-- Start --

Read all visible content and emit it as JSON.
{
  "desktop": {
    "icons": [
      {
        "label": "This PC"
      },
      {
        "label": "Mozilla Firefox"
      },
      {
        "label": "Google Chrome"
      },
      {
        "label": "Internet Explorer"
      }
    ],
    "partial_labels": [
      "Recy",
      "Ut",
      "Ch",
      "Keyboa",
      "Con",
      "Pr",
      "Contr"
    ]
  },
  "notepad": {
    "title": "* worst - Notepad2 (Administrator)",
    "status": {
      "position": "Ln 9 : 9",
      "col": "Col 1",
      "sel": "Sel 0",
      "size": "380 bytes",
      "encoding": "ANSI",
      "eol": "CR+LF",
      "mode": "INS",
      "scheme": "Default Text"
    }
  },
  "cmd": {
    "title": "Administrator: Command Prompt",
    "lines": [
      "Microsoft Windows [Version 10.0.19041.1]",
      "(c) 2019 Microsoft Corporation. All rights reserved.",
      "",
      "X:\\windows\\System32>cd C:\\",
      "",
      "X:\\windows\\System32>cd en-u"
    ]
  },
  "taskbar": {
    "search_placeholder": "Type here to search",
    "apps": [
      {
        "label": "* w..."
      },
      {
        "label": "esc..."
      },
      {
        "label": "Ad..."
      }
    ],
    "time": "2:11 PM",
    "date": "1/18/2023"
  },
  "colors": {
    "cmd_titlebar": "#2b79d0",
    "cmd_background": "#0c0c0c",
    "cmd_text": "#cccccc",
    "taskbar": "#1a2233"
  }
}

-- End --

:: THE REQUEST ::
Collect every line with the string "Microsoft" from the records, and copy each.

:: RESPONSE TO THIS TASK ::
      "Microsoft Windows [Version 10.0.19041.1]",
      "(c) 2019 Microsoft Corporation. All rights reserved.",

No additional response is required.